→ GIVEN REQUEST:
The entries are to be returned exactly, with images left out.

→ DATA FOR THE TASK:
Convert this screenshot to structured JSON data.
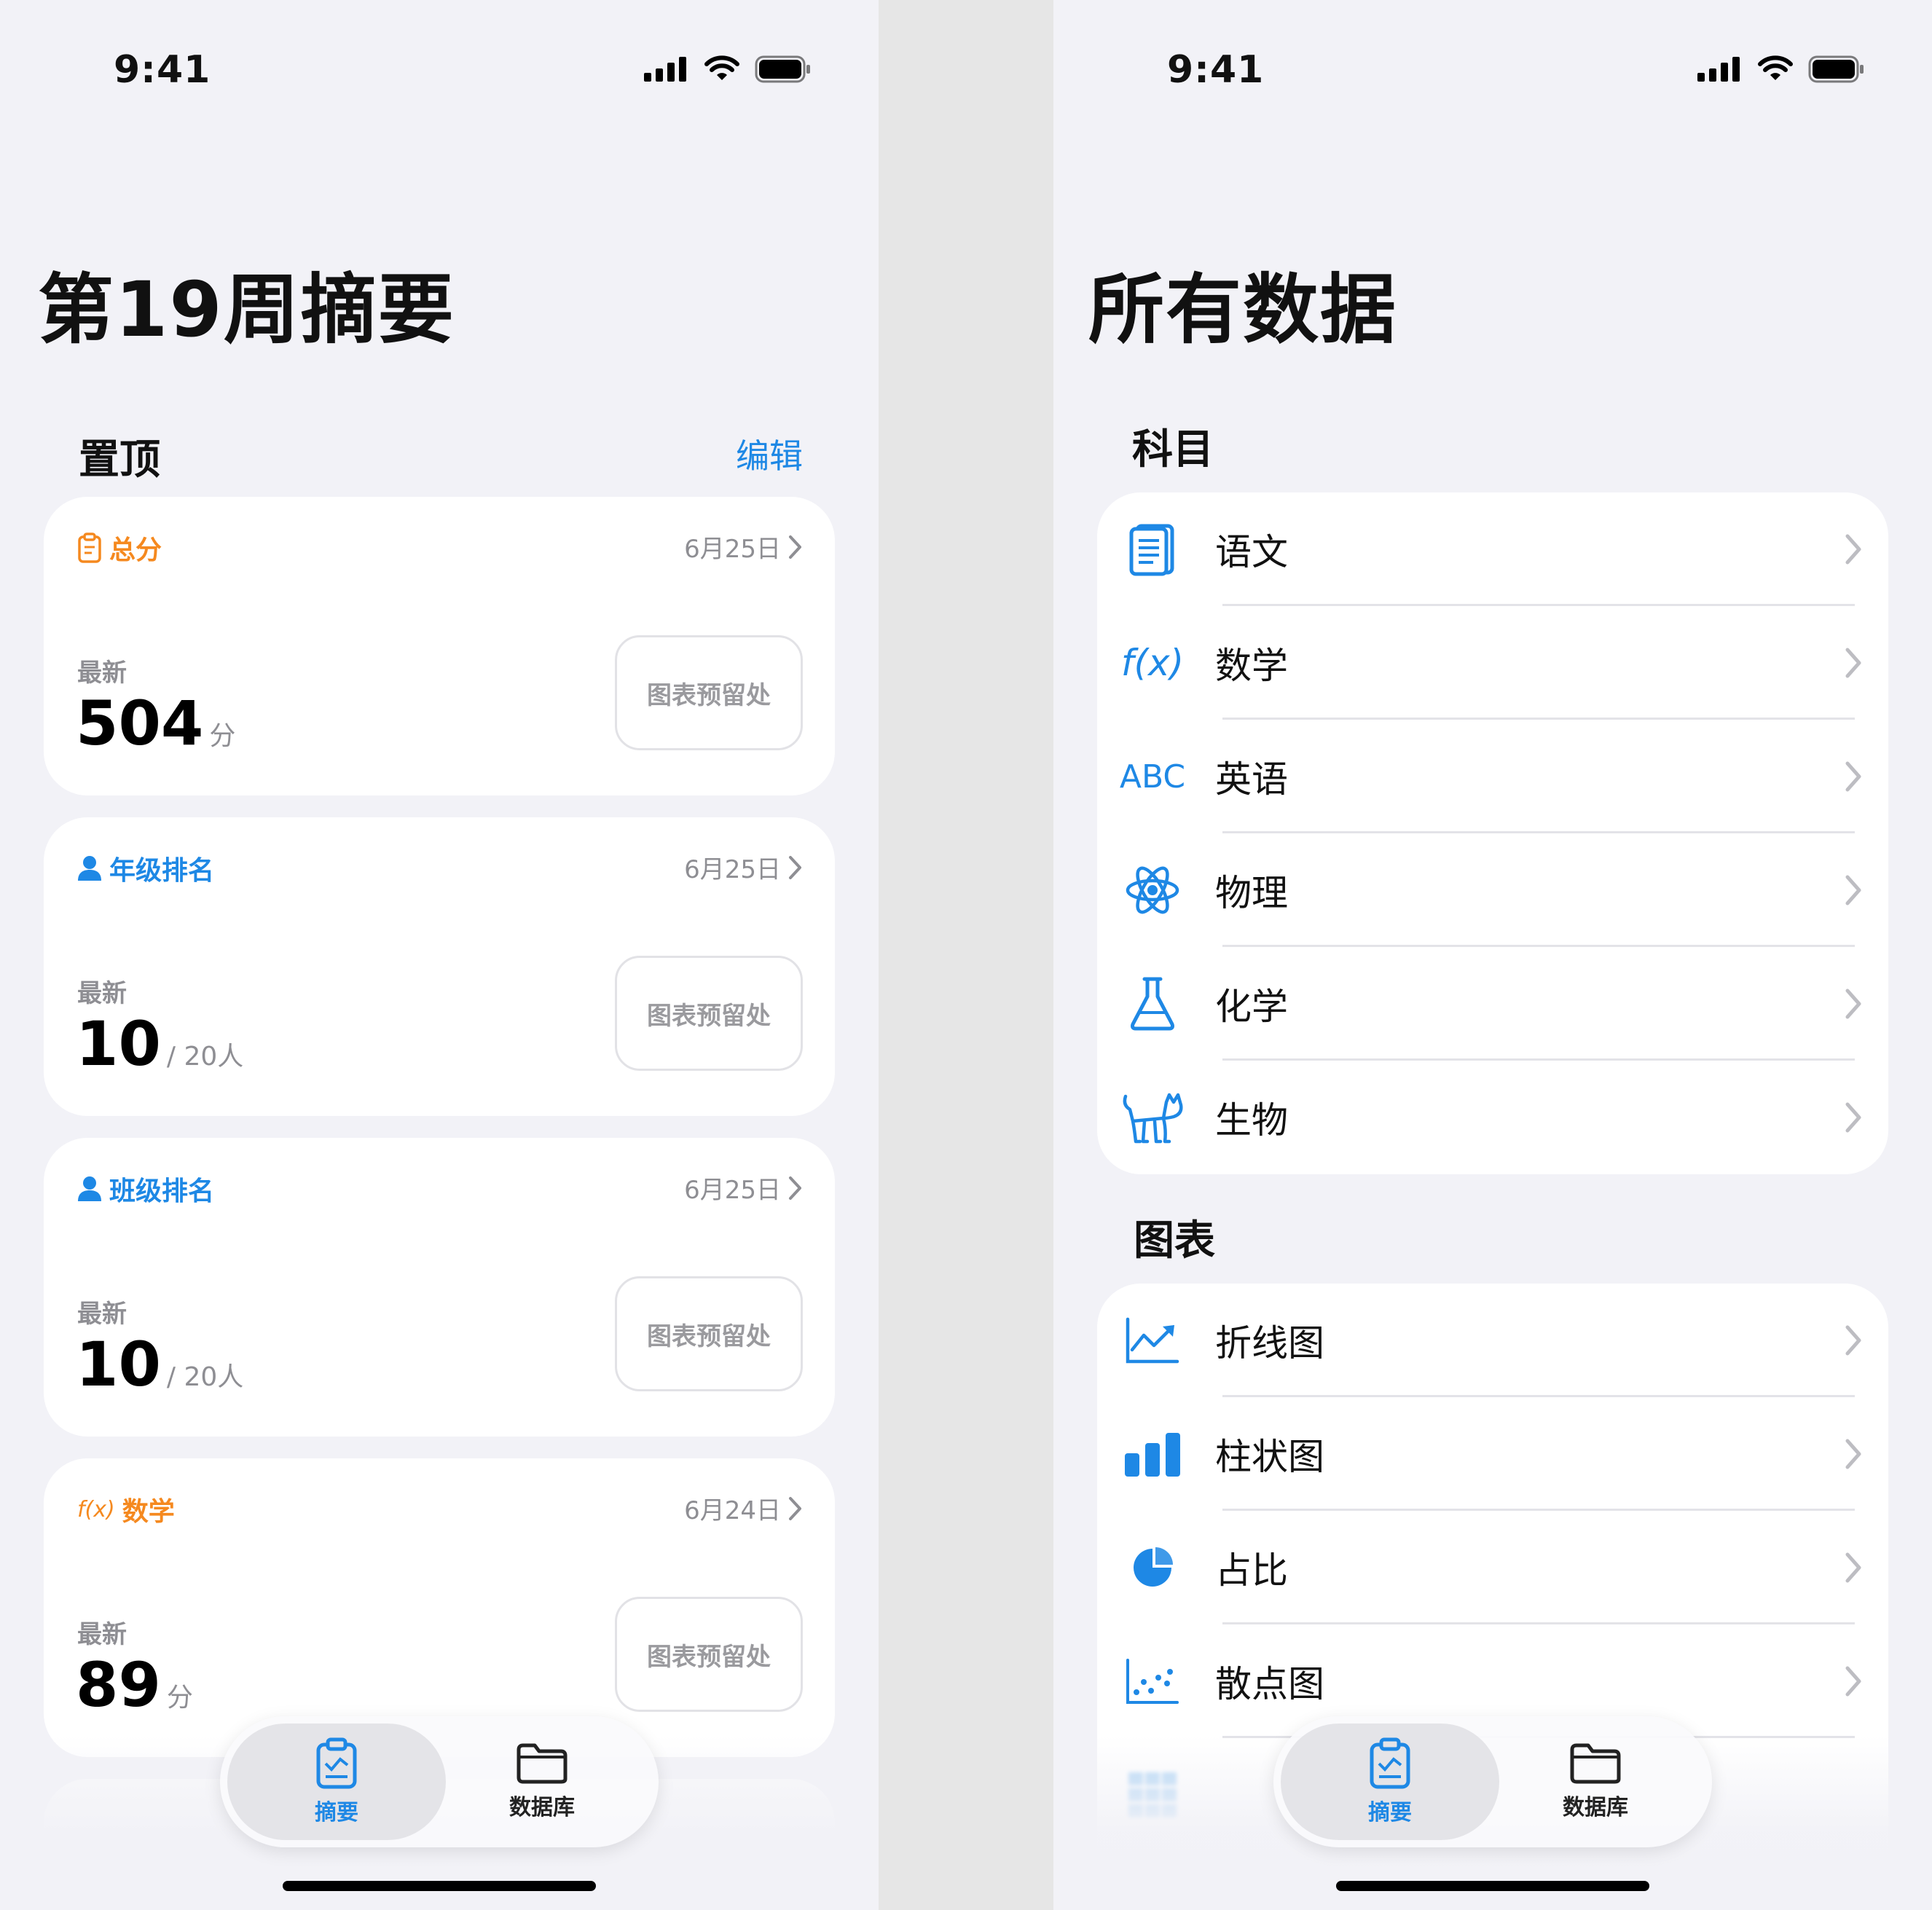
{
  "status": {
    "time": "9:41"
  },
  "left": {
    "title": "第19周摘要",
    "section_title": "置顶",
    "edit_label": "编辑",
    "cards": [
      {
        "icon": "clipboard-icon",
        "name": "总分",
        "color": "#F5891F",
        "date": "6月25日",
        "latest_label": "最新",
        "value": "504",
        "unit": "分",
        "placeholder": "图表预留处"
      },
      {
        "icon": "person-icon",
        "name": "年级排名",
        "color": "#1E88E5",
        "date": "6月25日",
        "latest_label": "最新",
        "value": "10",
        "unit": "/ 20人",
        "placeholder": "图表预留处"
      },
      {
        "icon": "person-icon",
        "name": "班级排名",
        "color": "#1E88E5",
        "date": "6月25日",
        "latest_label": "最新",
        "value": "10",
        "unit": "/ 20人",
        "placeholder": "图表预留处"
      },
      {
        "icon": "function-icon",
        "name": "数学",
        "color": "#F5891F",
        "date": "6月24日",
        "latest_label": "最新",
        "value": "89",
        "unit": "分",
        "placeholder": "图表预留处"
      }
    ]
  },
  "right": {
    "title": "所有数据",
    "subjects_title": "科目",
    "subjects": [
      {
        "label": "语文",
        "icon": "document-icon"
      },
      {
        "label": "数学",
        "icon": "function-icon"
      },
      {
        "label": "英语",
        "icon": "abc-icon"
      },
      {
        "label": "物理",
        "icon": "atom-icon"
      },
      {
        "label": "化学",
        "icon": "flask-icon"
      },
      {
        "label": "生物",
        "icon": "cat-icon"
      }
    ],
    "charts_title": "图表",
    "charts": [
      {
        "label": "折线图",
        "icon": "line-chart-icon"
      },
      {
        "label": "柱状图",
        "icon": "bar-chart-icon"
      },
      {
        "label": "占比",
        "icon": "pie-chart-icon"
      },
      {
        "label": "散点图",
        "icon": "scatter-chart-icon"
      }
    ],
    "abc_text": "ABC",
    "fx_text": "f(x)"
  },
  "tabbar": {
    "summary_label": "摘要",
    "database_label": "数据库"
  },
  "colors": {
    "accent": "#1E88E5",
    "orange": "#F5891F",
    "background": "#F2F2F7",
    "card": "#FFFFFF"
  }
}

→ THE OUTPUT:
Convert this screenshot to structured JSON data.
{
  "status": {
    "time": "9:41"
  },
  "left": {
    "title": "第19周摘要",
    "section_title": "置顶",
    "edit_label": "编辑",
    "cards": [
      {
        "icon": "clipboard-icon",
        "name": "总分",
        "color": "#F5891F",
        "date": "6月25日",
        "latest_label": "最新",
        "value": "504",
        "unit": "分",
        "placeholder": "图表预留处"
      },
      {
        "icon": "person-icon",
        "name": "年级排名",
        "color": "#1E88E5",
        "date": "6月25日",
        "latest_label": "最新",
        "value": "10",
        "unit": "/ 20人",
        "placeholder": "图表预留处"
      },
      {
        "icon": "person-icon",
        "name": "班级排名",
        "color": "#1E88E5",
        "date": "6月25日",
        "latest_label": "最新",
        "value": "10",
        "unit": "/ 20人",
        "placeholder": "图表预留处"
      },
      {
        "icon": "function-icon",
        "name": "数学",
        "color": "#F5891F",
        "date": "6月24日",
        "latest_label": "最新",
        "value": "89",
        "unit": "分",
        "placeholder": "图表预留处"
      }
    ]
  },
  "right": {
    "title": "所有数据",
    "subjects_title": "科目",
    "subjects": [
      {
        "label": "语文",
        "icon": "document-icon"
      },
      {
        "label": "数学",
        "icon": "function-icon"
      },
      {
        "label": "英语",
        "icon": "abc-icon"
      },
      {
        "label": "物理",
        "icon": "atom-icon"
      },
      {
        "label": "化学",
        "icon": "flask-icon"
      },
      {
        "label": "生物",
        "icon": "cat-icon"
      }
    ],
    "charts_title": "图表",
    "charts": [
      {
        "label": "折线图",
        "icon": "line-chart-icon"
      },
      {
        "label": "柱状图",
        "icon": "bar-chart-icon"
      },
      {
        "label": "占比",
        "icon": "pie-chart-icon"
      },
      {
        "label": "散点图",
        "icon": "scatter-chart-icon"
      }
    ],
    "abc_text": "ABC",
    "fx_text": "f(x)"
  },
  "tabbar": {
    "summary_label": "摘要",
    "database_label": "数据库"
  },
  "colors": {
    "accent": "#1E88E5",
    "orange": "#F5891F",
    "background": "#F2F2F7",
    "card": "#FFFFFF"
  }
}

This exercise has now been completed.